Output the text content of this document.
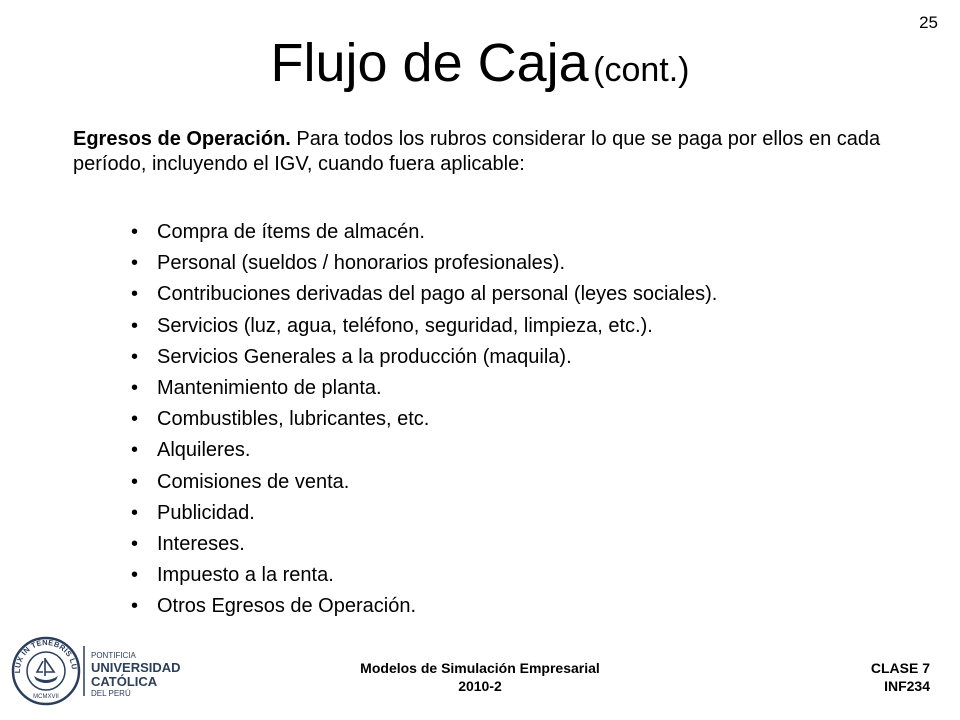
25
Flujo de Caja (cont.)
Egresos de Operación. Para todos los rubros considerar lo que se paga por ellos en cada período, incluyendo el IGV, cuando fuera aplicable:
• Compra de ítems de almacén.
• Personal (sueldos / honorarios profesionales).
• Contribuciones derivadas del pago al personal (leyes sociales).
• Servicios (luz, agua, teléfono, seguridad, limpieza, etc.).
• Servicios Generales a la producción (maquila).
• Mantenimiento de planta.
• Combustibles, lubricantes, etc.
• Alquileres.
• Comisiones de venta.
• Publicidad.
• Intereses.
• Impuesto a la renta.
• Otros Egresos de Operación.
LUX IN TENEBRIS LU
MCMXVII
PONTIFICIA
UNIVERSIDAD
CATÓLICA
DEL PERÚ
Modelos de Simulación Empresarial
2010-2
CLASE 7
INF234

Problem to solve
Looking at the records above, work out how many lines include the word "Egresos", then give that number by itself.

The completed task
2